■ Problem to work on ■
Each record below is to be copied word for word, with pictures removed.

[Stored items]
[START]
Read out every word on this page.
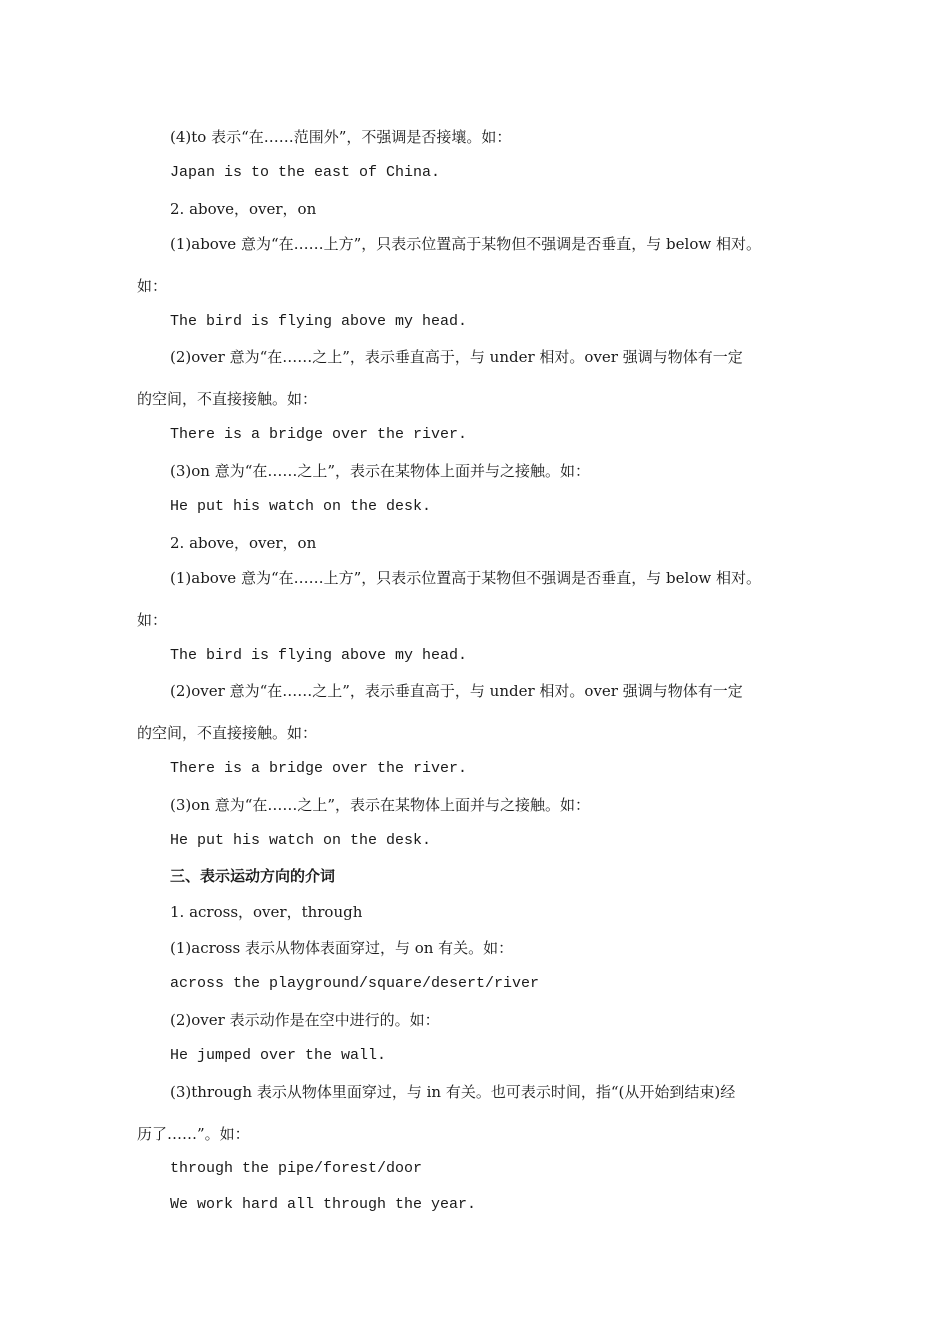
(4)to 表示“在……范围外”，不强调是否接壤。如：
Japan is to the east of China.
2. above，over，on
(1)above 意为“在……上方”，只表示位置高于某物但不强调是否垂直，与 below 相对。
如：
The bird is flying above my head.
(2)over 意为“在……之上”，表示垂直高于，与 under 相对。over 强调与物体有一定
的空间，不直接接触。如：
There is a bridge over the river.
(3)on 意为“在……之上”，表示在某物体上面并与之接触。如：
He put his watch on the desk.
2. above，over，on
(1)above 意为“在……上方”，只表示位置高于某物但不强调是否垂直，与 below 相对。
如：
The bird is flying above my head.
(2)over 意为“在……之上”，表示垂直高于，与 under 相对。over 强调与物体有一定
的空间，不直接接触。如：
There is a bridge over the river.
(3)on 意为“在……之上”，表示在某物体上面并与之接触。如：
He put his watch on the desk.
三、表示运动方向的介词
1. across，over，through
(1)across 表示从物体表面穿过，与 on 有关。如：
across the playground/square/desert/river
(2)over 表示动作是在空中进行的。如：
He jumped over the wall.
(3)through 表示从物体里面穿过，与 in 有关。也可表示时间，指“(从开始到结束)经
历了……”。如：
through the pipe/forest/door
We work hard all through the year.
[END]
■ Solution for this exercise ■
Read out every word on this page.
(4)to 表示“在……范围外”，不强调是否接壤。如：
Japan is to the east of China.
2. above，over，on
(1)above 意为“在……上方”，只表示位置高于某物但不强调是否垂直，与 below 相对。
如：
The bird is flying above my head.
(2)over 意为“在……之上”，表示垂直高于，与 under 相对。over 强调与物体有一定
的空间，不直接接触。如：
There is a bridge over the river.
(3)on 意为“在……之上”，表示在某物体上面并与之接触。如：
He put his watch on the desk.
2. above，over，on
(1)above 意为“在……上方”，只表示位置高于某物但不强调是否垂直，与 below 相对。
如：
The bird is flying above my head.
(2)over 意为“在……之上”，表示垂直高于，与 under 相对。over 强调与物体有一定
的空间，不直接接触。如：
There is a bridge over the river.
(3)on 意为“在……之上”，表示在某物体上面并与之接触。如：
He put his watch on the desk.
三、表示运动方向的介词
1. across，over，through
(1)across 表示从物体表面穿过，与 on 有关。如：
across the playground/square/desert/river
(2)over 表示动作是在空中进行的。如：
He jumped over the wall.
(3)through 表示从物体里面穿过，与 in 有关。也可表示时间，指“(从开始到结束)经
历了……”。如：
through the pipe/forest/door
We work hard all through the year.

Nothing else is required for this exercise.